____ Data provided

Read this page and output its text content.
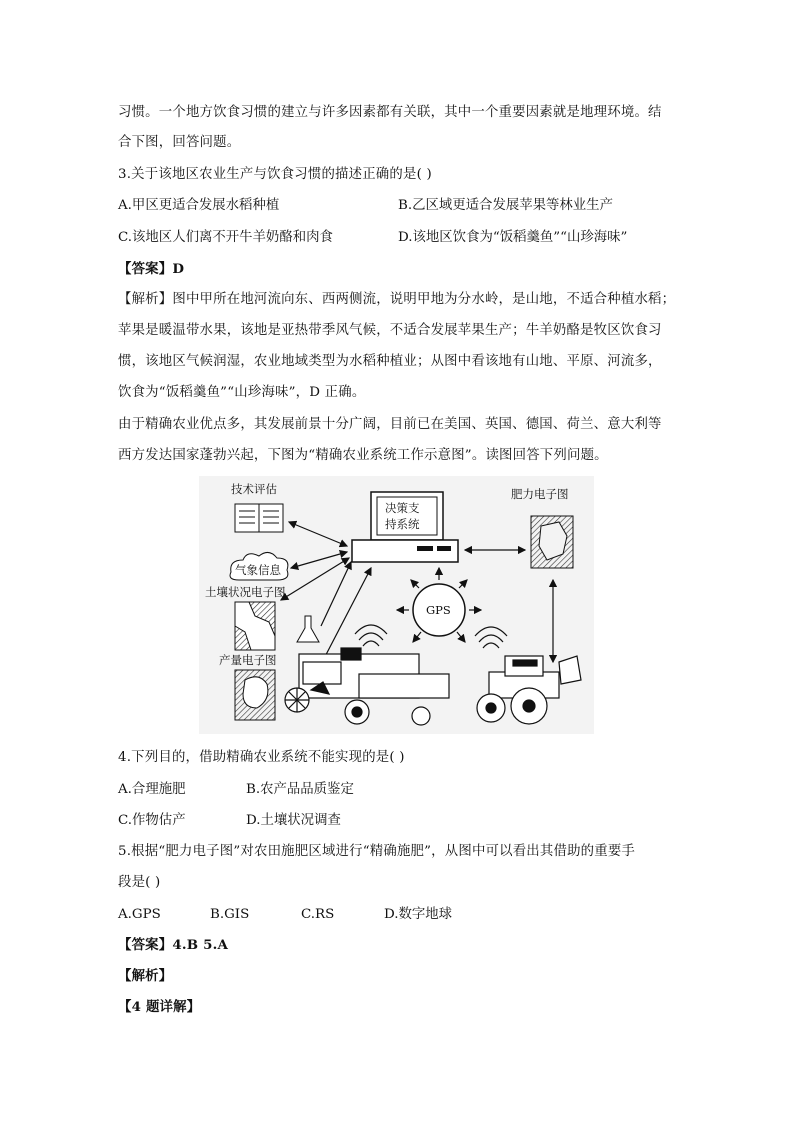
习惯。一个地方饮食习惯的建立与许多因素都有关联，其中一个重要因素就是地理环境。结
合下图，回答问题。
3.关于该地区农业生产与饮食习惯的描述正确的是( )
A.甲区更适合发展水稻种植	B.乙区域更适合发展苹果等林业生产
C.该地区人们离不开牛羊奶酪和肉食	D.该地区饮食为“饭稻羹鱼”“山珍海味”
【答案】D
【解析】图中甲所在地河流向东、西两侧流，说明甲地为分水岭，是山地，不适合种植水稻；
苹果是暖温带水果，该地是亚热带季风气候，不适合发展苹果生产；牛羊奶酪是牧区饮食习
惯，该地区气候润湿，农业地域类型为水稻种植业；从图中看该地有山地、平原、河流多，
饮食为“饭稻羹鱼”“山珍海味”，D 正确。
由于精确农业优点多，其发展前景十分广阔，目前已在美国、英国、德国、荷兰、意大利等
西方发达国家蓬勃兴起，下图为“精确农业系统工作示意图”。读图回答下列问题。
技术评估
决策支
持系统
肥力电子图
气象信息
土壤状况电子图
产量电子图
GPS
4.下列目的，借助精确农业系统不能实现的是( )
A.合理施肥	B.农产品品质鉴定
C.作物估产	D.土壤状况调查
5.根据“肥力电子图”对农田施肥区域进行“精确施肥”，从图中可以看出其借助的重要手
段是( )
A.GPS	B.GIS	C.RS	D.数字地球
【答案】4.B 5.A
【解析】
【4 题详解】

________

**What to do**
In the records, locate each line holding the string "山珍海味" and copy it.

**In response**
C.该地区人们离不开牛羊奶酪和肉食	D.该地区饮食为“饭稻羹鱼”“山珍海味”
饮食为“饭稻羹鱼”“山珍海味”，D 正确。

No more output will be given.